• **Exercise inputs**:
******
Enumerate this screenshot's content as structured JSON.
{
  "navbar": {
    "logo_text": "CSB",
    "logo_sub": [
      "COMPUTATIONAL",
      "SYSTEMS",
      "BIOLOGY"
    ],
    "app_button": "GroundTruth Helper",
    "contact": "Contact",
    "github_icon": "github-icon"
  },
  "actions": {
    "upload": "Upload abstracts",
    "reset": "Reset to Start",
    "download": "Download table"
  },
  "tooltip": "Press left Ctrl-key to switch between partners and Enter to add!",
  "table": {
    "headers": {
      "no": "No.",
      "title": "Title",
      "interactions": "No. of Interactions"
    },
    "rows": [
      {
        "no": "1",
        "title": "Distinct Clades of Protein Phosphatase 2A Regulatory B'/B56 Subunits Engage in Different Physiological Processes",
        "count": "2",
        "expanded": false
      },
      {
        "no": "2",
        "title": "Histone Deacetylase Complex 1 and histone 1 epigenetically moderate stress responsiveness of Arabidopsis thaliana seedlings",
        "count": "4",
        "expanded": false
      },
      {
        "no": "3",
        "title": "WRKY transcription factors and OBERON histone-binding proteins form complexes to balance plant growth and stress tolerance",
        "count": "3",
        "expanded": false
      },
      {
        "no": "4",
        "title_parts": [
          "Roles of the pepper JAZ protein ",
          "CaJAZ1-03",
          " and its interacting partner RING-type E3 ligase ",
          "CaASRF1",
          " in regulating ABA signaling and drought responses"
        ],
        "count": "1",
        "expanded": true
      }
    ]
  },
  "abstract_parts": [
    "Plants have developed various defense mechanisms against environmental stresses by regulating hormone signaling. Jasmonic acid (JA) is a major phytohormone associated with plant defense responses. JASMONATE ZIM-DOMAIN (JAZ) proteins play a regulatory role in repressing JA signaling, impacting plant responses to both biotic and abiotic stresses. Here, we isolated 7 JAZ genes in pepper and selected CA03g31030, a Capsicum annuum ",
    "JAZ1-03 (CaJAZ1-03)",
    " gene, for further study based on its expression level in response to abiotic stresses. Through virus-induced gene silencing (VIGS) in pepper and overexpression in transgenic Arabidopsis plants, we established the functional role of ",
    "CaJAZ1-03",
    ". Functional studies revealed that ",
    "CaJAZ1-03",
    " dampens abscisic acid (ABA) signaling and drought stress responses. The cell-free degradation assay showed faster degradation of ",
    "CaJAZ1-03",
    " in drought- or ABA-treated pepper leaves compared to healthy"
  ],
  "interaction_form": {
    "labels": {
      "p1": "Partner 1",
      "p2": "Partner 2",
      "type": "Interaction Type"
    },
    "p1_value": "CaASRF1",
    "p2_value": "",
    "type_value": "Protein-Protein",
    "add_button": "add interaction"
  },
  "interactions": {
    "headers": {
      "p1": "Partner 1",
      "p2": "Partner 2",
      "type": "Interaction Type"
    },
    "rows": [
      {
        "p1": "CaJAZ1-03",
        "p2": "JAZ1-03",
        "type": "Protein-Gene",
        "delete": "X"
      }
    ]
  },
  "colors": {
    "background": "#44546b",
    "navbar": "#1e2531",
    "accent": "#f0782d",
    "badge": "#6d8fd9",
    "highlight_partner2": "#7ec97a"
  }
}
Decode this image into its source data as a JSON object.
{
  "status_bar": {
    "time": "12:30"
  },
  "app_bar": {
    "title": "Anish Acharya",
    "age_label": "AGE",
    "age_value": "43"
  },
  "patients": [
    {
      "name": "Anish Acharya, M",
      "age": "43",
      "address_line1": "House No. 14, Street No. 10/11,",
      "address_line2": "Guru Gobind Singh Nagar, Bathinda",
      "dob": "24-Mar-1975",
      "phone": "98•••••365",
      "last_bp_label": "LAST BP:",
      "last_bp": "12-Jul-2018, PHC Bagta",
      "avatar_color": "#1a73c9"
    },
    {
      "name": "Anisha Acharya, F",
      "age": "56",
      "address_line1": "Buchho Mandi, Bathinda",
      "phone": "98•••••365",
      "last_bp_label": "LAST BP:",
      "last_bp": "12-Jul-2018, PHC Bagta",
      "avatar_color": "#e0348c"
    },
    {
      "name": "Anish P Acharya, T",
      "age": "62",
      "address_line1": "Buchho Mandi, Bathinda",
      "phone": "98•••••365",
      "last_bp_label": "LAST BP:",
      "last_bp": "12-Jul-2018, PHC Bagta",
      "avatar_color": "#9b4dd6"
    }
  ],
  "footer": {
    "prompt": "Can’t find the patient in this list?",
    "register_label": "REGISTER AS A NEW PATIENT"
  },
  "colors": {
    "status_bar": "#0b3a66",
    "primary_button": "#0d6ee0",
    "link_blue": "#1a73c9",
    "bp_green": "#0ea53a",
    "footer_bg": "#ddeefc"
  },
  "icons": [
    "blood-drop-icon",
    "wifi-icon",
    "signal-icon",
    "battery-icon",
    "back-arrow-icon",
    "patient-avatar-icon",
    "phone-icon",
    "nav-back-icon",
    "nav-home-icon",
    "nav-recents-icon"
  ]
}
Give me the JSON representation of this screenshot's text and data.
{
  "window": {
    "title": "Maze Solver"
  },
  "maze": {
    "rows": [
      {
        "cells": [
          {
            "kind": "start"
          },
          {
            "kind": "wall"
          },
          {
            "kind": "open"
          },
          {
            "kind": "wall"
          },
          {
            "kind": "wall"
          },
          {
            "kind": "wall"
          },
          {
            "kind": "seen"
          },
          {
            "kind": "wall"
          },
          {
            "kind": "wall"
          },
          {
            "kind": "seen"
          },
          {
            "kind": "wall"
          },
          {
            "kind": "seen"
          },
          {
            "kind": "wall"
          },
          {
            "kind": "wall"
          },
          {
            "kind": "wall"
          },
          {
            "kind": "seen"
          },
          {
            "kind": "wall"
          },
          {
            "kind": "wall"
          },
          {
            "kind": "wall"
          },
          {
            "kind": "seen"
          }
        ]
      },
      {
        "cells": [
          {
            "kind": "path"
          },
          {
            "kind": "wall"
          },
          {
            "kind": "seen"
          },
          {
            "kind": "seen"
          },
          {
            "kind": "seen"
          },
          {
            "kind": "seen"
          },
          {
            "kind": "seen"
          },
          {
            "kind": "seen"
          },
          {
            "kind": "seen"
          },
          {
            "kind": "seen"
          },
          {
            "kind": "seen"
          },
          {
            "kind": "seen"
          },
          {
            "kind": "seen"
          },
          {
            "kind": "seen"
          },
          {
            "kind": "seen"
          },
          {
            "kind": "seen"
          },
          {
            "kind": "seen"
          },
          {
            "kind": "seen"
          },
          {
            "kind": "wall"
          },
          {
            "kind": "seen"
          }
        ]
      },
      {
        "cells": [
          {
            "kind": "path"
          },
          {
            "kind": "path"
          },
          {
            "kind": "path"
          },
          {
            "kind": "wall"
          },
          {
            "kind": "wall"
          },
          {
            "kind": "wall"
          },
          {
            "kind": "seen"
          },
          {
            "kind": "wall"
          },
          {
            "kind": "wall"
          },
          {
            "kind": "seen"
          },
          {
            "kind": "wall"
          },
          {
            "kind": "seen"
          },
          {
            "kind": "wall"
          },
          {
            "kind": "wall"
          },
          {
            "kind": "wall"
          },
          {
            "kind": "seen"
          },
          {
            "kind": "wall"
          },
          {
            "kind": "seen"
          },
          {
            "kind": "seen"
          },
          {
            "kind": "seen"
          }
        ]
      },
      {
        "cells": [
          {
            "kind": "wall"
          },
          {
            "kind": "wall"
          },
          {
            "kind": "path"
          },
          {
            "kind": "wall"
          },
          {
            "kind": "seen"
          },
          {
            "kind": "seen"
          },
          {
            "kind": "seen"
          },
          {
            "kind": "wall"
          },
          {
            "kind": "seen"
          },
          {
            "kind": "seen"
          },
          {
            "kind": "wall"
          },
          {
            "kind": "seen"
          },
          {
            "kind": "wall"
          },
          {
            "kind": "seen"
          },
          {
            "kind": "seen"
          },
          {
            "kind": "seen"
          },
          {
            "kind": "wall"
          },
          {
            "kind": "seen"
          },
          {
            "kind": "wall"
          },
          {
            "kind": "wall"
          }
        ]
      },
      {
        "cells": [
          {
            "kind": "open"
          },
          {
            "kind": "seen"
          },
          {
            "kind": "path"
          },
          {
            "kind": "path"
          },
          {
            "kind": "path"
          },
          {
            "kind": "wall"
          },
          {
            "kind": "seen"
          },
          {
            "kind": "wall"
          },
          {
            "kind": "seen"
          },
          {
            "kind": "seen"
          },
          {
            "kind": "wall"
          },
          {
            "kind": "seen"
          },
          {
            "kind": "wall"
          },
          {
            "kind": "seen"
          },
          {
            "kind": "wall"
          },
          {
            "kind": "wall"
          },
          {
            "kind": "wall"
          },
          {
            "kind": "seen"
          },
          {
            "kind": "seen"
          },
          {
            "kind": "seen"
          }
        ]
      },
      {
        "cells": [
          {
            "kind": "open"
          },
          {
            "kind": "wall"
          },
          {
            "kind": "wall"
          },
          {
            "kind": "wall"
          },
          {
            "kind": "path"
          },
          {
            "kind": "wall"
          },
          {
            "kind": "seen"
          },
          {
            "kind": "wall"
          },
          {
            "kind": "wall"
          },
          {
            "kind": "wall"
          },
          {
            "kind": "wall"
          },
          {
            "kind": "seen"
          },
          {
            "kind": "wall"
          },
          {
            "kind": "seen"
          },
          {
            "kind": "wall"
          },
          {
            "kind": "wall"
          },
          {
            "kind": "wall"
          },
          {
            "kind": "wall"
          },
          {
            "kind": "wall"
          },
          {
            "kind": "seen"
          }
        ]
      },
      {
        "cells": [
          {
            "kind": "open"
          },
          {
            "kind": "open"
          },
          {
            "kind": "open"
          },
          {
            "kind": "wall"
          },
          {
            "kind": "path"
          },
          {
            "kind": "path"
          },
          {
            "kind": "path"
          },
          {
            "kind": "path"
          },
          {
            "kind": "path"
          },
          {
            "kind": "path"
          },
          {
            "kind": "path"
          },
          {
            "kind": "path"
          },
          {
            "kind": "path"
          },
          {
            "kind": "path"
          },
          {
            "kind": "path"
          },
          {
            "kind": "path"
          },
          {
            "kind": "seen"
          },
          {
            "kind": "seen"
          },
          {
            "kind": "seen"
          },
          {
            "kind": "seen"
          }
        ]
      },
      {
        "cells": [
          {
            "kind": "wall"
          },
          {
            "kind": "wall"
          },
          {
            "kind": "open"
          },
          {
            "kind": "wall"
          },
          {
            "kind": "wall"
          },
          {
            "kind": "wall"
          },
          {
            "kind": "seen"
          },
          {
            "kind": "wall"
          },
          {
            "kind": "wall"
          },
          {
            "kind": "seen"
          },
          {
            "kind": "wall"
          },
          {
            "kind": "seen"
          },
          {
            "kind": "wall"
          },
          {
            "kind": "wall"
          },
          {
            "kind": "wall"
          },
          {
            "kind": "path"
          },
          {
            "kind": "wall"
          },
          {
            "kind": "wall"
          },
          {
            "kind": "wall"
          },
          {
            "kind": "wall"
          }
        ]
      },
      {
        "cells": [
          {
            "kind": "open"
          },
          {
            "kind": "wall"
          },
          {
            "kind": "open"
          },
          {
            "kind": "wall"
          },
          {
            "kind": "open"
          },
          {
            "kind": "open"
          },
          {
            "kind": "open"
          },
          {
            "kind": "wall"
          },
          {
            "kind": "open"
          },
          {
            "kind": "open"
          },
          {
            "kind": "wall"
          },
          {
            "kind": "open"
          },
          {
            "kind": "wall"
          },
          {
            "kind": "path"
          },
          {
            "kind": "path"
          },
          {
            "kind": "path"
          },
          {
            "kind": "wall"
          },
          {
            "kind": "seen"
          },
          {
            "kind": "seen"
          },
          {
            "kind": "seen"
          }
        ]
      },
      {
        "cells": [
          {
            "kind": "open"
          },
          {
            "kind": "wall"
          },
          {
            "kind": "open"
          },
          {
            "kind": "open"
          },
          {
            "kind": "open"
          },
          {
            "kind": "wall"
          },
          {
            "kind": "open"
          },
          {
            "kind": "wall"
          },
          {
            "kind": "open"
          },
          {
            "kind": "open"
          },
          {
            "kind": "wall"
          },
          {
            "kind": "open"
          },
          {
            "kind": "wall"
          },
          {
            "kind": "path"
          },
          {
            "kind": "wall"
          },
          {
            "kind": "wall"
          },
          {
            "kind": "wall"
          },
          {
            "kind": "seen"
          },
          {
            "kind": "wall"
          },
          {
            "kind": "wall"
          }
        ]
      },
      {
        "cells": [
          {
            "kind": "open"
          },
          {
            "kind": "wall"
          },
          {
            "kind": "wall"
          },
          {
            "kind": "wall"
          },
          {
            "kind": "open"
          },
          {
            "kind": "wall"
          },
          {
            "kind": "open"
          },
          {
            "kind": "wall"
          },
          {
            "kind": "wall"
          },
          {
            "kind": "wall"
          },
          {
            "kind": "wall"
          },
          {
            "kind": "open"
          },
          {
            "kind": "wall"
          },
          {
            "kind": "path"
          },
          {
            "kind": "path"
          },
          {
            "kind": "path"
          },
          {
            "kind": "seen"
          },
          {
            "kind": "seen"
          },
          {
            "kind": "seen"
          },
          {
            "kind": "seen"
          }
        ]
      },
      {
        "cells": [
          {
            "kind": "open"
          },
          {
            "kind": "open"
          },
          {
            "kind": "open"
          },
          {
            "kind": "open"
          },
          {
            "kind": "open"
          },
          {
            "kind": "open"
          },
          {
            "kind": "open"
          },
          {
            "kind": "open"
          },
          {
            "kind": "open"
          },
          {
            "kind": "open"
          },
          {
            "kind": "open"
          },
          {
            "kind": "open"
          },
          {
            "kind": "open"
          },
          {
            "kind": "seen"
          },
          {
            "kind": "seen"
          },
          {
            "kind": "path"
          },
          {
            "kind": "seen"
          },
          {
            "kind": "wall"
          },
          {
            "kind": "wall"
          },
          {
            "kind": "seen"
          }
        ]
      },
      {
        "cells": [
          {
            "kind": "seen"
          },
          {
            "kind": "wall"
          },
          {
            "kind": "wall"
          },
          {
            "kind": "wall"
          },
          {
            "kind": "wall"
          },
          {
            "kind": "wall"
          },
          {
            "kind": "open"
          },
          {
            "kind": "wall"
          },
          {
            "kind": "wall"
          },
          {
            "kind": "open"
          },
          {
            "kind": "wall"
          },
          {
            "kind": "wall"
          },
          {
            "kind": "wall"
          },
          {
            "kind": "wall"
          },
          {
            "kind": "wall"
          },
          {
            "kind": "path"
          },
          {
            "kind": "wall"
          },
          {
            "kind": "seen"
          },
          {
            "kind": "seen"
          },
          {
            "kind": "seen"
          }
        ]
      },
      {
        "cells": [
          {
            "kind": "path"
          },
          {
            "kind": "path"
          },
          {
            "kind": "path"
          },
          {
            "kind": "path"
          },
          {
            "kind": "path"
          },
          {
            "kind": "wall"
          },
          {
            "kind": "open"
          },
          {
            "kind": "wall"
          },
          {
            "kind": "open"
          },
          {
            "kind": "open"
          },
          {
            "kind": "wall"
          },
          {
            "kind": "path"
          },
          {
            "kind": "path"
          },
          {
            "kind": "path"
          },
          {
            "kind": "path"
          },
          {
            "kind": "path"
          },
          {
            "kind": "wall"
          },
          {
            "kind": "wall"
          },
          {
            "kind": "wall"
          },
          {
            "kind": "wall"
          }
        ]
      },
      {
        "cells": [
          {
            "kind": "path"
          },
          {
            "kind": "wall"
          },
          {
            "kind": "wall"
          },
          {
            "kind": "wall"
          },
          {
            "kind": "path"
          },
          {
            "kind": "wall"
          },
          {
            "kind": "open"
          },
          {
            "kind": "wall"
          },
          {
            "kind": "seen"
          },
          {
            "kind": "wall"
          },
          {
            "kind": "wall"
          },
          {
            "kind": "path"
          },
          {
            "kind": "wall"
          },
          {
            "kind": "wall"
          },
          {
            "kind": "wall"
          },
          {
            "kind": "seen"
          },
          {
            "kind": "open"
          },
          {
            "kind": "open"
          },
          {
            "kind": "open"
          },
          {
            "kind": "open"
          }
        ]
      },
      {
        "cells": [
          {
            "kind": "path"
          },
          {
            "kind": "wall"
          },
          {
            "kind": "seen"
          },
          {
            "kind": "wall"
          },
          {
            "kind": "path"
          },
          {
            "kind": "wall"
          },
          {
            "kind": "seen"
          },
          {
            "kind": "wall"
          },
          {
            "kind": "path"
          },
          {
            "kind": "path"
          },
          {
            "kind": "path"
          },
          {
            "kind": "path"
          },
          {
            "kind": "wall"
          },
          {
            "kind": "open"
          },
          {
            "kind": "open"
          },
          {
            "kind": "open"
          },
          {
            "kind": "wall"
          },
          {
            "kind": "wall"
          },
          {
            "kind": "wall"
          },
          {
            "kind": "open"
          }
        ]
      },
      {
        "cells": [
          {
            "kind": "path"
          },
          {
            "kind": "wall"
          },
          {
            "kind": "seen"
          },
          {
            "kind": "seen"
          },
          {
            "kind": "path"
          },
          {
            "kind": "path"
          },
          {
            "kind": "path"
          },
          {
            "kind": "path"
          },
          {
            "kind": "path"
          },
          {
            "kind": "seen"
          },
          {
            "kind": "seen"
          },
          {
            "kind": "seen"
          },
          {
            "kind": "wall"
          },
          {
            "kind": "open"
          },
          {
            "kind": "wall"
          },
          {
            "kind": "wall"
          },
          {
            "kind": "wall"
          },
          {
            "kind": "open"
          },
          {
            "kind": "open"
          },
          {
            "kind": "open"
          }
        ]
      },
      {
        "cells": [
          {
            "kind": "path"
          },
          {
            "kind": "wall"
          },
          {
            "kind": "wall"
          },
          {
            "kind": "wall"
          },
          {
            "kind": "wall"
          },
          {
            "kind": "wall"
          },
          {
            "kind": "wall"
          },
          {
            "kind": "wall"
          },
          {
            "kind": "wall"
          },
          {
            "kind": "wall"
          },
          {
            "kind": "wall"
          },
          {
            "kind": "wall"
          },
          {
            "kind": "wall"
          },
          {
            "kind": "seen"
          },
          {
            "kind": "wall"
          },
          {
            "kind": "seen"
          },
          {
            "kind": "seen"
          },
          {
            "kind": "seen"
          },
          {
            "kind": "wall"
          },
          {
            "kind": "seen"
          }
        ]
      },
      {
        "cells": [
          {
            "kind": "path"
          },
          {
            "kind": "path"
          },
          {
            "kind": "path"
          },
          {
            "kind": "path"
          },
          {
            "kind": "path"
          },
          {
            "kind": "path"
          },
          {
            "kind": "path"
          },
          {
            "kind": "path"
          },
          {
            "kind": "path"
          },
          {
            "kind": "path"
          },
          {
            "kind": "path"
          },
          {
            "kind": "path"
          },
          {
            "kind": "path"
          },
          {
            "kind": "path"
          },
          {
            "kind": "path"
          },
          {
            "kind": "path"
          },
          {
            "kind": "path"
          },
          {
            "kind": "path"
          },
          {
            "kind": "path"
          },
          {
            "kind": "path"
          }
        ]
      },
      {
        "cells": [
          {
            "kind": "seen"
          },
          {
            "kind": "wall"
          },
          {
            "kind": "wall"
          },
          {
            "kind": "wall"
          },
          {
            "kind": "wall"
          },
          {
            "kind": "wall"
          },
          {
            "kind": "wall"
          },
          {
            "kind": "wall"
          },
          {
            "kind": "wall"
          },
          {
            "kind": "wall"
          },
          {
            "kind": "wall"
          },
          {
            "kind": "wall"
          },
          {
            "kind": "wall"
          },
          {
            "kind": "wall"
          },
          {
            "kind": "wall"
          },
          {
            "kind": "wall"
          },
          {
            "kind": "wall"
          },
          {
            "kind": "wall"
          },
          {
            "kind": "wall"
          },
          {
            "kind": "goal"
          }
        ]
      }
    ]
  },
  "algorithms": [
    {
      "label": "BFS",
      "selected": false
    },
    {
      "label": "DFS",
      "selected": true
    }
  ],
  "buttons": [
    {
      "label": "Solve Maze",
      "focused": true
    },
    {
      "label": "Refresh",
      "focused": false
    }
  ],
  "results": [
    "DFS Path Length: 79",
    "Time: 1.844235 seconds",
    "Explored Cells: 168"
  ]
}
******
• **Aim of the task**: From the records above, copy each line that contains the word "interactions".

• **Output for this task**:
      "interactions": "No. of Interactions"
  "interactions": {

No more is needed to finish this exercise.